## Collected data
━━━━━━━━
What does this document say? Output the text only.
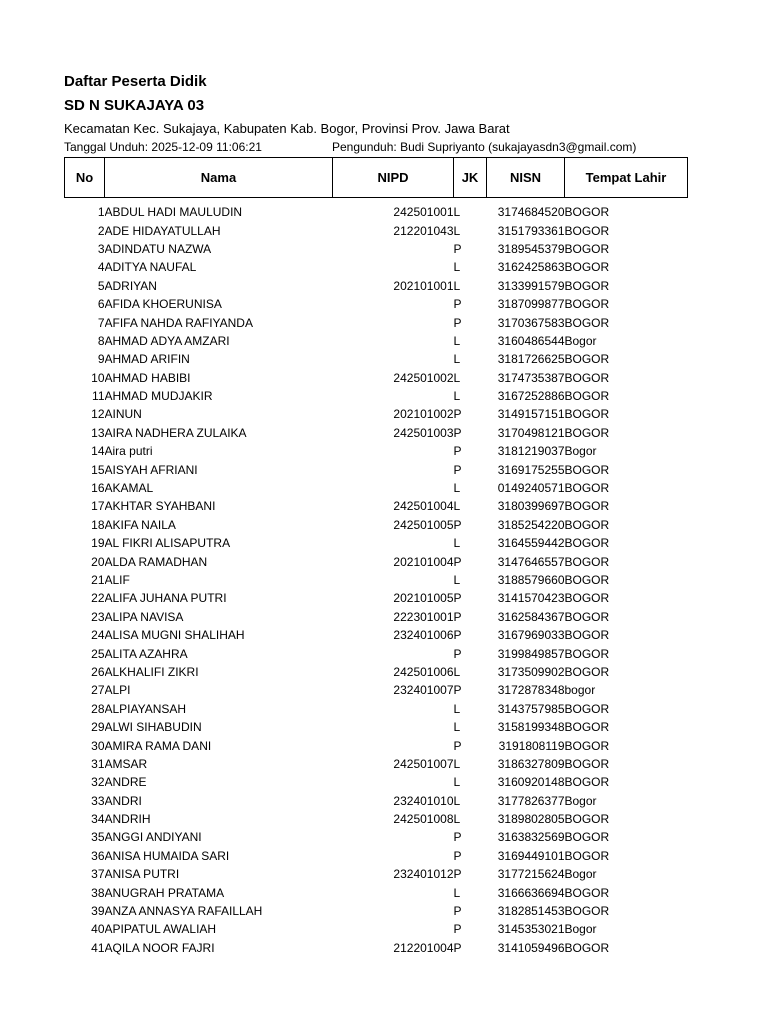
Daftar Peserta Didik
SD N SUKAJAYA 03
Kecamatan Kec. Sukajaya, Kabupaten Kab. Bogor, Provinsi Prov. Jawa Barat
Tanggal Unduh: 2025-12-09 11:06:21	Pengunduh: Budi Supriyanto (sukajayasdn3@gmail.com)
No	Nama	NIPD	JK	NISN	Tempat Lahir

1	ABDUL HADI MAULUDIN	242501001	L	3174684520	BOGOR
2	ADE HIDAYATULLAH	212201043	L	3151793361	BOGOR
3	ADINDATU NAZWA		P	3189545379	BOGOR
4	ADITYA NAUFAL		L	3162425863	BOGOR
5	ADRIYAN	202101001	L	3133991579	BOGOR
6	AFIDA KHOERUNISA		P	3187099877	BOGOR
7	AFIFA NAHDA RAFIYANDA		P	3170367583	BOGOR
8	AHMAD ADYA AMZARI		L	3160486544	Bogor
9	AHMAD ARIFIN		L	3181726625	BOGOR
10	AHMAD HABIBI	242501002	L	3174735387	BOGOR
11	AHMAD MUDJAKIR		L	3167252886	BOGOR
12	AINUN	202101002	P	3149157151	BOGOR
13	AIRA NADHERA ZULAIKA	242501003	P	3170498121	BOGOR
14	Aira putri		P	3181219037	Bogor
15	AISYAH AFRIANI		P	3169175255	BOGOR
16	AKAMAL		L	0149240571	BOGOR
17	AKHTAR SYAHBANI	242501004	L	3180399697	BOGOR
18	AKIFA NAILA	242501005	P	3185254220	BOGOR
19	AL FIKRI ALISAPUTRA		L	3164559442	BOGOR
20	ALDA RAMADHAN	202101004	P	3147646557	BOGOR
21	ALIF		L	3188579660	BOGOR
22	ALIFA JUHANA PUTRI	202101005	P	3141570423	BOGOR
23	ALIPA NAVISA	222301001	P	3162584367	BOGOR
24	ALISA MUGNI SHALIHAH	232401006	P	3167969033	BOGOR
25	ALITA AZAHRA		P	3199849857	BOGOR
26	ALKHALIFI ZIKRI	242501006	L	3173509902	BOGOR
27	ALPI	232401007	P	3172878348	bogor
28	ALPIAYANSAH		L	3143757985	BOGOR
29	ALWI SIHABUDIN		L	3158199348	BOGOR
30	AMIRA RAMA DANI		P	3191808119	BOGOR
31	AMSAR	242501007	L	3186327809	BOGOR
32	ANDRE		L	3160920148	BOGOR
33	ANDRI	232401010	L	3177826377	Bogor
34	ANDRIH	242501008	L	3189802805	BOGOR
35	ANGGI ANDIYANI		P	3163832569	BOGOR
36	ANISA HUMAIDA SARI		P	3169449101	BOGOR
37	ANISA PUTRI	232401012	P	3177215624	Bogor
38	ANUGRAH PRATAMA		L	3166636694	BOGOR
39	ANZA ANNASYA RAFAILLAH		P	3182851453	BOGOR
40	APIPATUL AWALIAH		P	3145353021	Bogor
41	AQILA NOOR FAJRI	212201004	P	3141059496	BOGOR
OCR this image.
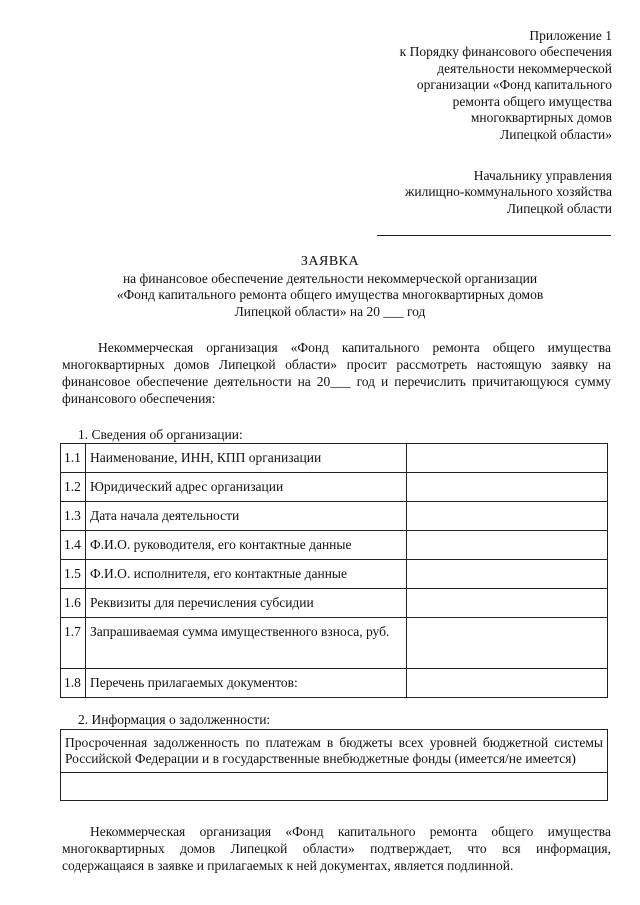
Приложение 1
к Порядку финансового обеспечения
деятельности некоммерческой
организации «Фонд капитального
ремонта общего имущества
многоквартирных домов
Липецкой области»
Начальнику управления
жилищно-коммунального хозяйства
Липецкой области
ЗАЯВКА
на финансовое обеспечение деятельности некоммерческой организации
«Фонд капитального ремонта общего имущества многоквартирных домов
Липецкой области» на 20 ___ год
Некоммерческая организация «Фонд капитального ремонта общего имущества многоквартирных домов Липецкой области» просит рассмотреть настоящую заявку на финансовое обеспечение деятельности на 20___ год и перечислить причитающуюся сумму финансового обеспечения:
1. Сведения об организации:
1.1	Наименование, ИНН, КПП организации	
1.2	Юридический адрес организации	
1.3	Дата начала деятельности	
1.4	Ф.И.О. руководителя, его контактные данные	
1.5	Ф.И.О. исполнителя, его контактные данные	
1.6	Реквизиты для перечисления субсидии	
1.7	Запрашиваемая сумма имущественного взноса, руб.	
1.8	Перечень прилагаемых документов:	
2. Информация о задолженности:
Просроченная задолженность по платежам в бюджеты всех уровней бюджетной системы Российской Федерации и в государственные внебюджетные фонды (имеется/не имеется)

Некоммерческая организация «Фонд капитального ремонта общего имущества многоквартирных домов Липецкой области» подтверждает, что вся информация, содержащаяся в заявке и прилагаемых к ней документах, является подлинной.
━━━━━━━━
## What to work on
Skip the pictures and print each record exactly as it stands.

## Finished exercise
What does this document say? Output the text only.
Daftar Peserta Didik
SD N SUKAJAYA 03
Kecamatan Kec. Sukajaya, Kabupaten Kab. Bogor, Provinsi Prov. Jawa Barat
Tanggal Unduh: 2025-12-09 11:06:21	Pengunduh: Budi Supriyanto (sukajayasdn3@gmail.com)
No	Nama	NIPD	JK	NISN	Tempat Lahir

1	ABDUL HADI MAULUDIN	242501001	L	3174684520	BOGOR
2	ADE HIDAYATULLAH	212201043	L	3151793361	BOGOR
3	ADINDATU NAZWA		P	3189545379	BOGOR
4	ADITYA NAUFAL		L	3162425863	BOGOR
5	ADRIYAN	202101001	L	3133991579	BOGOR
6	AFIDA KHOERUNISA		P	3187099877	BOGOR
7	AFIFA NAHDA RAFIYANDA		P	3170367583	BOGOR
8	AHMAD ADYA AMZARI		L	3160486544	Bogor
9	AHMAD ARIFIN		L	3181726625	BOGOR
10	AHMAD HABIBI	242501002	L	3174735387	BOGOR
11	AHMAD MUDJAKIR		L	3167252886	BOGOR
12	AINUN	202101002	P	3149157151	BOGOR
13	AIRA NADHERA ZULAIKA	242501003	P	3170498121	BOGOR
14	Aira putri		P	3181219037	Bogor
15	AISYAH AFRIANI		P	3169175255	BOGOR
16	AKAMAL		L	0149240571	BOGOR
17	AKHTAR SYAHBANI	242501004	L	3180399697	BOGOR
18	AKIFA NAILA	242501005	P	3185254220	BOGOR
19	AL FIKRI ALISAPUTRA		L	3164559442	BOGOR
20	ALDA RAMADHAN	202101004	P	3147646557	BOGOR
21	ALIF		L	3188579660	BOGOR
22	ALIFA JUHANA PUTRI	202101005	P	3141570423	BOGOR
23	ALIPA NAVISA	222301001	P	3162584367	BOGOR
24	ALISA MUGNI SHALIHAH	232401006	P	3167969033	BOGOR
25	ALITA AZAHRA		P	3199849857	BOGOR
26	ALKHALIFI ZIKRI	242501006	L	3173509902	BOGOR
27	ALPI	232401007	P	3172878348	bogor
28	ALPIAYANSAH		L	3143757985	BOGOR
29	ALWI SIHABUDIN		L	3158199348	BOGOR
30	AMIRA RAMA DANI		P	3191808119	BOGOR
31	AMSAR	242501007	L	3186327809	BOGOR
32	ANDRE		L	3160920148	BOGOR
33	ANDRI	232401010	L	3177826377	Bogor
34	ANDRIH	242501008	L	3189802805	BOGOR
35	ANGGI ANDIYANI		P	3163832569	BOGOR
36	ANISA HUMAIDA SARI		P	3169449101	BOGOR
37	ANISA PUTRI	232401012	P	3177215624	Bogor
38	ANUGRAH PRATAMA		L	3166636694	BOGOR
39	ANZA ANNASYA RAFAILLAH		P	3182851453	BOGOR
40	APIPATUL AWALIAH		P	3145353021	Bogor
41	AQILA NOOR FAJRI	212201004	P	3141059496	BOGOR
OCR this image.
Приложение 1
к Порядку финансового обеспечения
деятельности некоммерческой
организации «Фонд капитального
ремонта общего имущества
многоквартирных домов
Липецкой области»
Начальнику управления
жилищно-коммунального хозяйства
Липецкой области
ЗАЯВКА
на финансовое обеспечение деятельности некоммерческой организации
«Фонд капитального ремонта общего имущества многоквартирных домов
Липецкой области» на 20 ___ год
Некоммерческая организация «Фонд капитального ремонта общего имущества многоквартирных домов Липецкой области» просит рассмотреть настоящую заявку на финансовое обеспечение деятельности на 20___ год и перечислить причитающуюся сумму финансового обеспечения:
1. Сведения об организации:
1.1	Наименование, ИНН, КПП организации	
1.2	Юридический адрес организации	
1.3	Дата начала деятельности	
1.4	Ф.И.О. руководителя, его контактные данные	
1.5	Ф.И.О. исполнителя, его контактные данные	
1.6	Реквизиты для перечисления субсидии	
1.7	Запрашиваемая сумма имущественного взноса, руб.	
1.8	Перечень прилагаемых документов:	
2. Информация о задолженности:
Просроченная задолженность по платежам в бюджеты всех уровней бюджетной системы Российской Федерации и в государственные внебюджетные фонды (имеется/не имеется)

Некоммерческая организация «Фонд капитального ремонта общего имущества многоквартирных домов Липецкой области» подтверждает, что вся информация, содержащаяся в заявке и прилагаемых к ней документах, является подлинной.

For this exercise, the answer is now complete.